• The problem:
Skip every picture and copy only the lines from the one containing "Output the text content of this document." to the final line of the records below.

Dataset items

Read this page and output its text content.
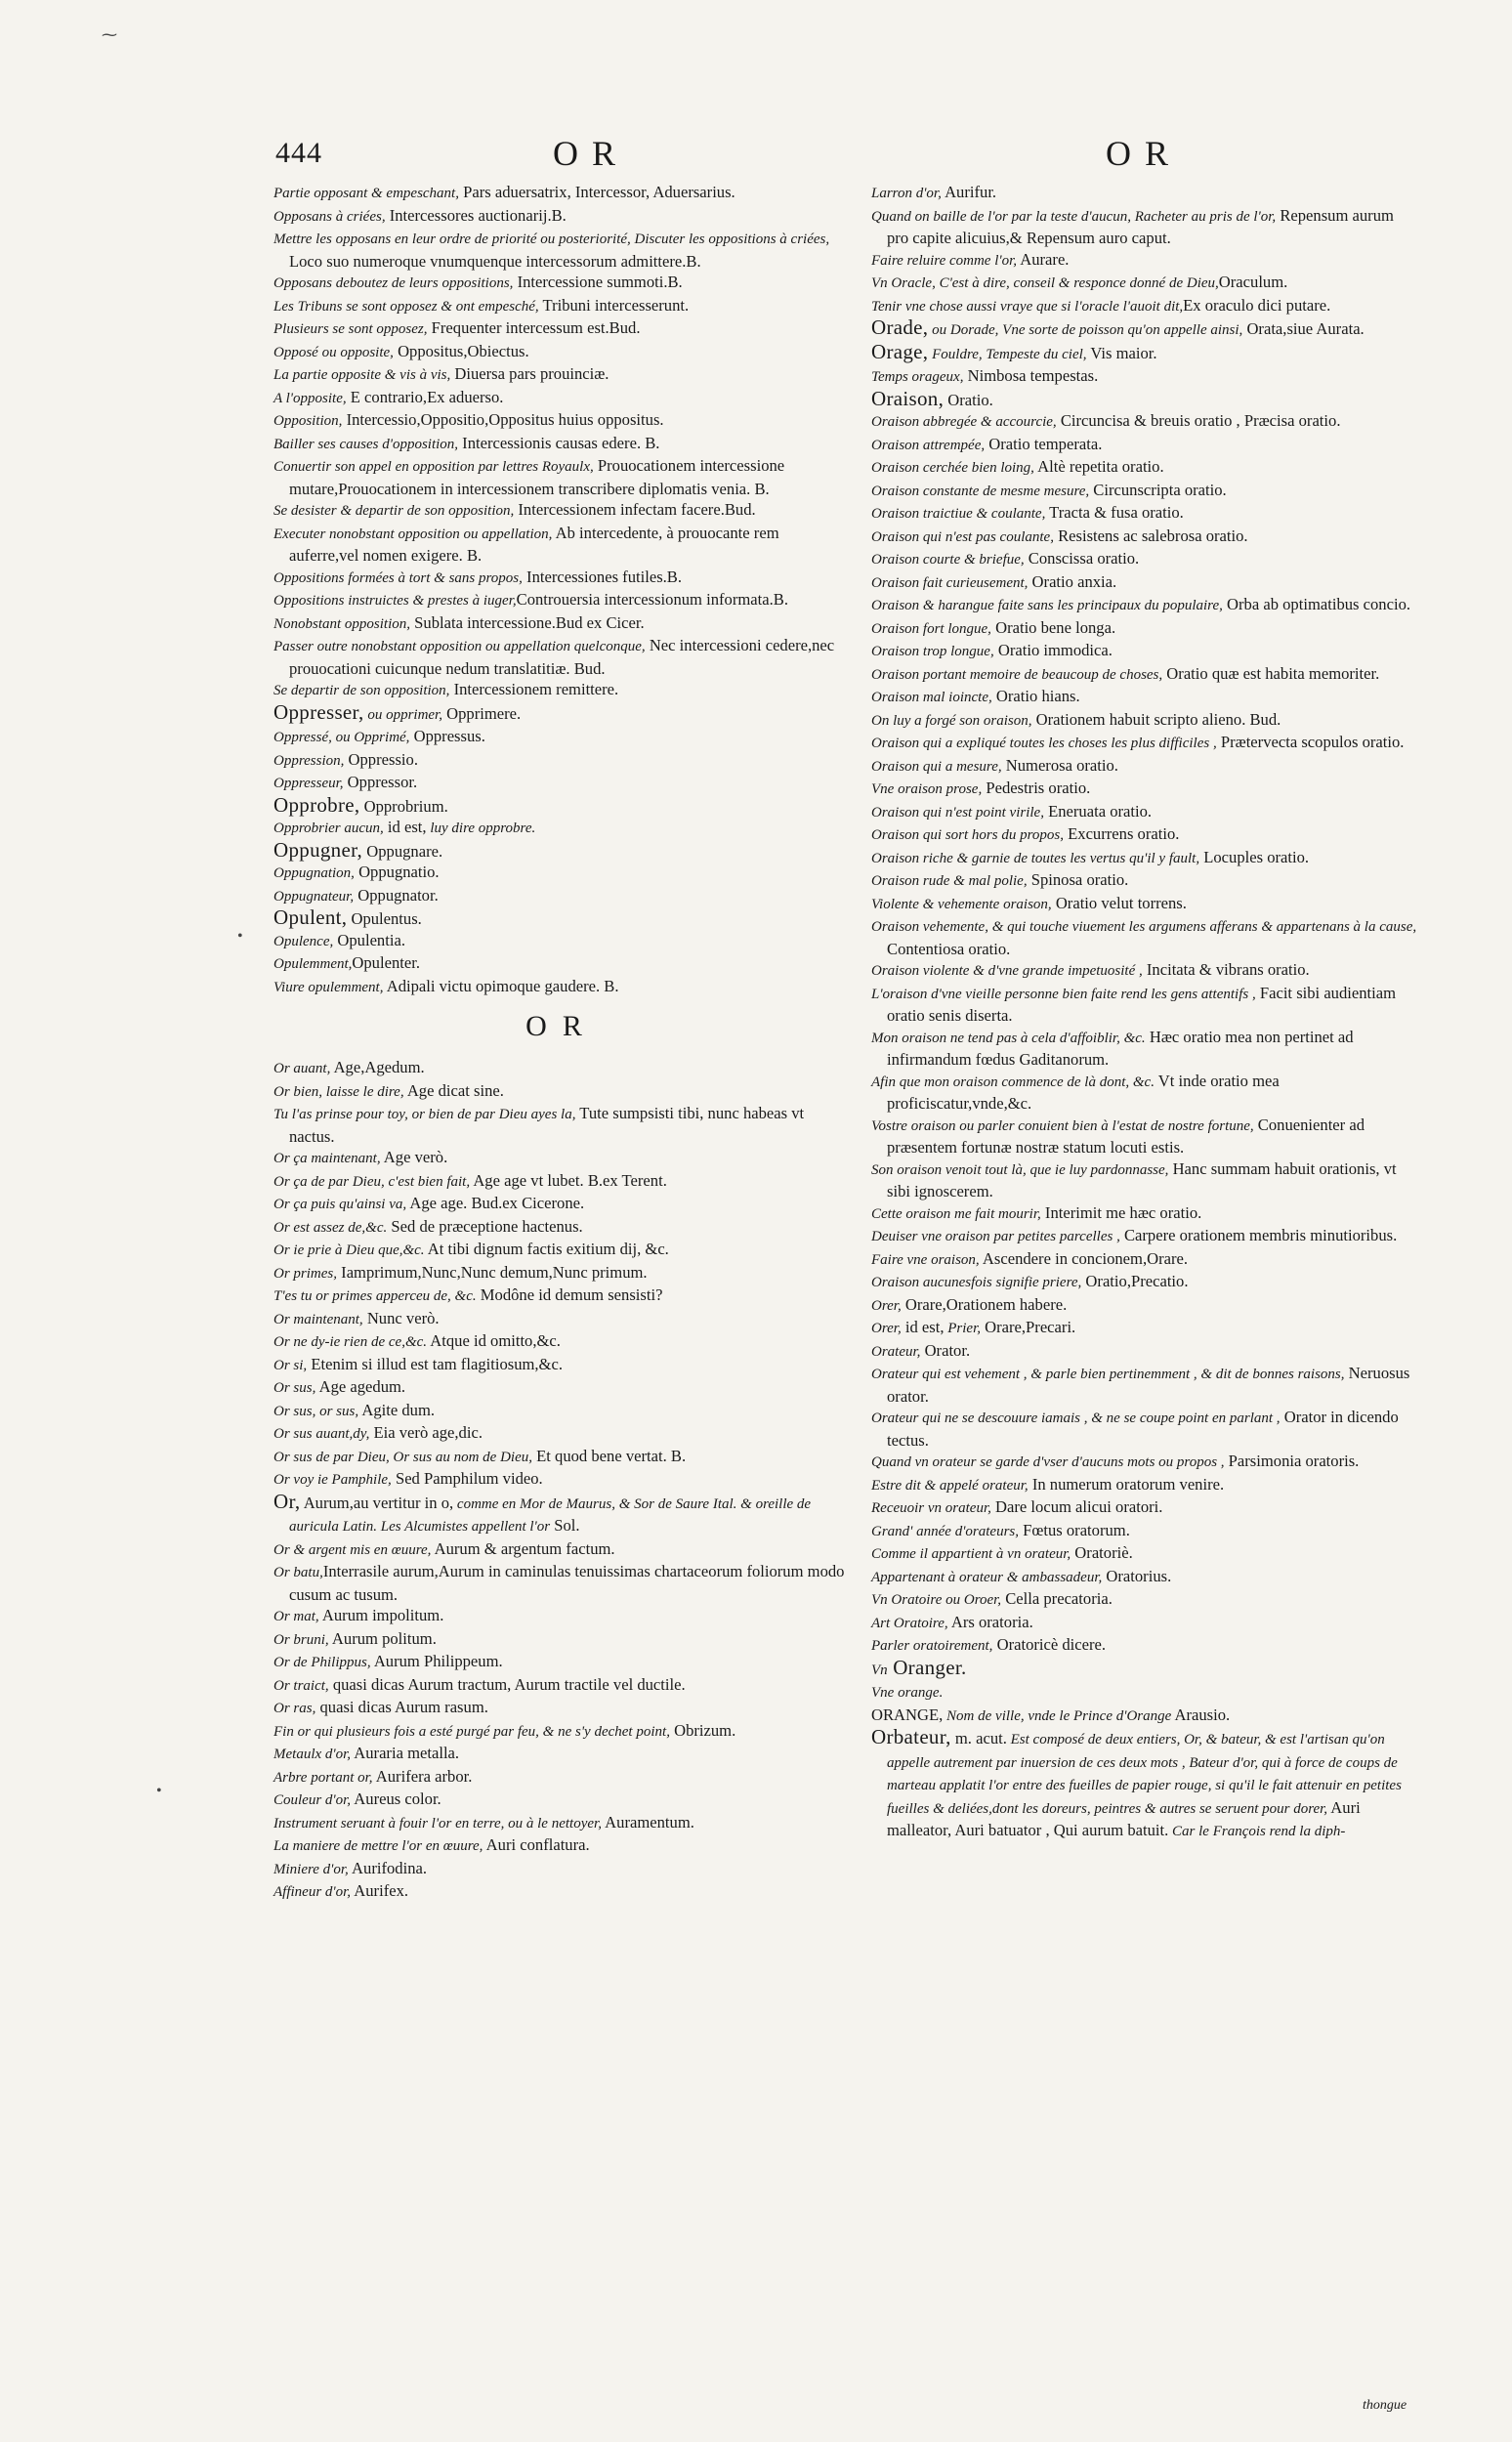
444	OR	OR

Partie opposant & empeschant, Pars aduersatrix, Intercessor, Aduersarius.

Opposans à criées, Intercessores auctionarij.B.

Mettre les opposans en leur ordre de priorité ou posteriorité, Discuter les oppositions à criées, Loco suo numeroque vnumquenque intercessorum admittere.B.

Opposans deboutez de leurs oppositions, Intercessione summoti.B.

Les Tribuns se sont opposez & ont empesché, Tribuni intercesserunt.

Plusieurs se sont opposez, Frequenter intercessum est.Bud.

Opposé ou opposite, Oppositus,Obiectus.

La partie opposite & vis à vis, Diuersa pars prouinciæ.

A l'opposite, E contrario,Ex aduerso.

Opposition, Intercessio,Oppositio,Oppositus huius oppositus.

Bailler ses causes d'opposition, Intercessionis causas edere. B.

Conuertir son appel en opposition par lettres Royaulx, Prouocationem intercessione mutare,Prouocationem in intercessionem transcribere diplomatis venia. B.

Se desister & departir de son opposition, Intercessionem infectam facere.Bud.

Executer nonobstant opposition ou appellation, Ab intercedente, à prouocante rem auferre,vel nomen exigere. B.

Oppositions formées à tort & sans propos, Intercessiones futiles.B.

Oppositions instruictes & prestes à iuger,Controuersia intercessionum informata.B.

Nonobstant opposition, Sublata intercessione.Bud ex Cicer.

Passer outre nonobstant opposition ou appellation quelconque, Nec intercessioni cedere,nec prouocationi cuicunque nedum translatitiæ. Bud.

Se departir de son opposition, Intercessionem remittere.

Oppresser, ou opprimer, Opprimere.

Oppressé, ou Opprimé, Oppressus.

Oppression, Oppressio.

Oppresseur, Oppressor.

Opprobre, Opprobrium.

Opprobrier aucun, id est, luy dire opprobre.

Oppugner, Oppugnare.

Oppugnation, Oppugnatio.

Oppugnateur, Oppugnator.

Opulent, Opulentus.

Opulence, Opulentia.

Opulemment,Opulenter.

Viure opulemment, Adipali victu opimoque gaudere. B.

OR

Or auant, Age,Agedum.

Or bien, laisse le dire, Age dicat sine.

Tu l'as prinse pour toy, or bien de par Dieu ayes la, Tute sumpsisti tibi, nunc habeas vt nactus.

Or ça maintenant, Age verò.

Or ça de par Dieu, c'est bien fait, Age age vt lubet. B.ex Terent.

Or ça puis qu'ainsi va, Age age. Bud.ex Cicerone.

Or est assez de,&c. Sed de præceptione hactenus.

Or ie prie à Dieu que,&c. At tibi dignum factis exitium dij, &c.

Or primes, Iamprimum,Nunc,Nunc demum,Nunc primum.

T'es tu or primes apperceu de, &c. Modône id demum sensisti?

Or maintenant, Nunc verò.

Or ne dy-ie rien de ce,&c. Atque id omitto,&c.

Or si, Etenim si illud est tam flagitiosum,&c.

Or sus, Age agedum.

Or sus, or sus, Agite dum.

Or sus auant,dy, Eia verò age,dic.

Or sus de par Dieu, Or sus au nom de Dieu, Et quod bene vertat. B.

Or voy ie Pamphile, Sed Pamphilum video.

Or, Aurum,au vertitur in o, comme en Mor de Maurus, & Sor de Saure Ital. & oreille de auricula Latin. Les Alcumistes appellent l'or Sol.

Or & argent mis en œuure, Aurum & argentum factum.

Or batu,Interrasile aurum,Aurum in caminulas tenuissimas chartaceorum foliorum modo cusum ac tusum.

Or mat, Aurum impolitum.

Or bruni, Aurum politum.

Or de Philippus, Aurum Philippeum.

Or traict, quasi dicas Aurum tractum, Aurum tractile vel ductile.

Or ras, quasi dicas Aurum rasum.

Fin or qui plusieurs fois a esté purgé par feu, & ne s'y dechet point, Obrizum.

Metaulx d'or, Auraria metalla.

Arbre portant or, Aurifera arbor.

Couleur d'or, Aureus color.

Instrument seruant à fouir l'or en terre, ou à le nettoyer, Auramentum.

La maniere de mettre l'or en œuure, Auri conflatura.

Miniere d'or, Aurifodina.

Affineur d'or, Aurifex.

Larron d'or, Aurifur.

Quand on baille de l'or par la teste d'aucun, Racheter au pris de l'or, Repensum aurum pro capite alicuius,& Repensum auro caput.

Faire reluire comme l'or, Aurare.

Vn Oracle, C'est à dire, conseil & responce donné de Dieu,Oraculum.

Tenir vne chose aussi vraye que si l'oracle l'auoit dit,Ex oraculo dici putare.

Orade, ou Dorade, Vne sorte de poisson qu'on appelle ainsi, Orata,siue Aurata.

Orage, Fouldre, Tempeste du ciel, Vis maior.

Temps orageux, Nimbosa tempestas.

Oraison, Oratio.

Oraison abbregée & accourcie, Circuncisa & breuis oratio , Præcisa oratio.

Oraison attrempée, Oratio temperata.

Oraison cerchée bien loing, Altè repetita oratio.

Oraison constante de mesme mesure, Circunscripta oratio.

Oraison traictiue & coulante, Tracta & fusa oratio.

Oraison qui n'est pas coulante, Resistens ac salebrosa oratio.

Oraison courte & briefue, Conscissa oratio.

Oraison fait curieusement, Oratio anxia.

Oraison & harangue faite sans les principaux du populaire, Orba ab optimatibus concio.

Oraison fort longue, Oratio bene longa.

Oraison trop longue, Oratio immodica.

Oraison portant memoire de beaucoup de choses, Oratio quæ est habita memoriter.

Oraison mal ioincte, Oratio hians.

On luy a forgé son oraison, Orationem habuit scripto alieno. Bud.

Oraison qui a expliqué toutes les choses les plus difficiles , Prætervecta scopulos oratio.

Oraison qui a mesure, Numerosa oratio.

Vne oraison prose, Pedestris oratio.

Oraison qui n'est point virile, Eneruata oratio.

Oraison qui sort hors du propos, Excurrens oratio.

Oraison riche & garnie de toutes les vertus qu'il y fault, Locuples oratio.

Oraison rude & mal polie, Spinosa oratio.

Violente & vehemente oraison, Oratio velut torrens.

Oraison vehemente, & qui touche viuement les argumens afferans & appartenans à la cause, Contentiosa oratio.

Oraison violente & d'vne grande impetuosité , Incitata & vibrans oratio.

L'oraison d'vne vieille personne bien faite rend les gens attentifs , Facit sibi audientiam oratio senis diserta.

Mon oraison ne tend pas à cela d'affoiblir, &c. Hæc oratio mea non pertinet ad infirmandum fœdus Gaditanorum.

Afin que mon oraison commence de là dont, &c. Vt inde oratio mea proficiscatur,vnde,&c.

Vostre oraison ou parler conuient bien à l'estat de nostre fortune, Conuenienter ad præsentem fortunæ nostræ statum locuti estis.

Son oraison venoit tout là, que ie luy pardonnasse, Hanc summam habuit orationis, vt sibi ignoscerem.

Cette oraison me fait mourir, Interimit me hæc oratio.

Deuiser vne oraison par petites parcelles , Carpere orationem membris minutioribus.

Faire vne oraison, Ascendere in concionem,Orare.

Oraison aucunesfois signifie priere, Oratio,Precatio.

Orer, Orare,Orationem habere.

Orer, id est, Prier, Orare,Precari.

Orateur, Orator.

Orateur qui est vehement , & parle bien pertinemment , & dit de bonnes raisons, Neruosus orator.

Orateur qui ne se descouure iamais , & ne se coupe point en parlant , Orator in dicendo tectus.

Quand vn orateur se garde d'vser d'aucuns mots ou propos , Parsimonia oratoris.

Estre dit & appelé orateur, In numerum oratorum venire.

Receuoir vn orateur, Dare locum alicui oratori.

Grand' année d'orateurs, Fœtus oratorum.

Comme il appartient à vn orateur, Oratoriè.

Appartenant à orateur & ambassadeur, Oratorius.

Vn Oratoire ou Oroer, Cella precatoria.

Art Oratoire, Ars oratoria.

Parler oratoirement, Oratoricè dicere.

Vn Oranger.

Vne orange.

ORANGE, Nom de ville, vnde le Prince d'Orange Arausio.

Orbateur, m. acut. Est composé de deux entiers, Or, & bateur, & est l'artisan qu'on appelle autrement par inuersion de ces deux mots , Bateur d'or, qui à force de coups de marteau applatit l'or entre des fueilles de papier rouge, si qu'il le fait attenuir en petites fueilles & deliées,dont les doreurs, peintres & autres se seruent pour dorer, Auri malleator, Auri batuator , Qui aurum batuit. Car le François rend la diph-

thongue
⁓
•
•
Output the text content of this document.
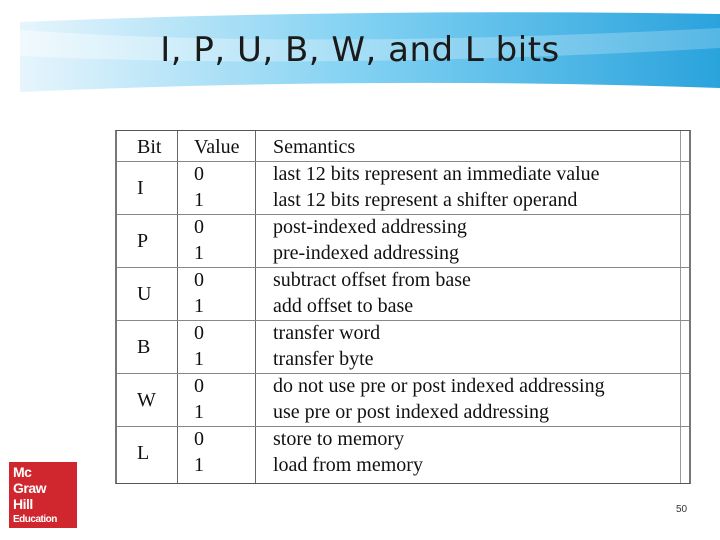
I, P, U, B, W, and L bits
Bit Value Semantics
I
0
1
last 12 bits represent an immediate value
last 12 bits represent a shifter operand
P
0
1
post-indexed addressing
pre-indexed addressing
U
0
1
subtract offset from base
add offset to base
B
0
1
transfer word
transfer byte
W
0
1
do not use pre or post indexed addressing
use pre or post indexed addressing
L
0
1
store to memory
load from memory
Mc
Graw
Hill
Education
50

• Final result:
Output the text content of this document.
I, P, U, B, W, and L bits
Bit Value Semantics
I
0
1
last 12 bits represent an immediate value
last 12 bits represent a shifter operand
P
0
1
post-indexed addressing
pre-indexed addressing
U
0
1
subtract offset from base
add offset to base
B
0
1
transfer word
transfer byte
W
0
1
do not use pre or post indexed addressing
use pre or post indexed addressing
L
0
1
store to memory
load from memory
Mc
Graw
Hill
Education
50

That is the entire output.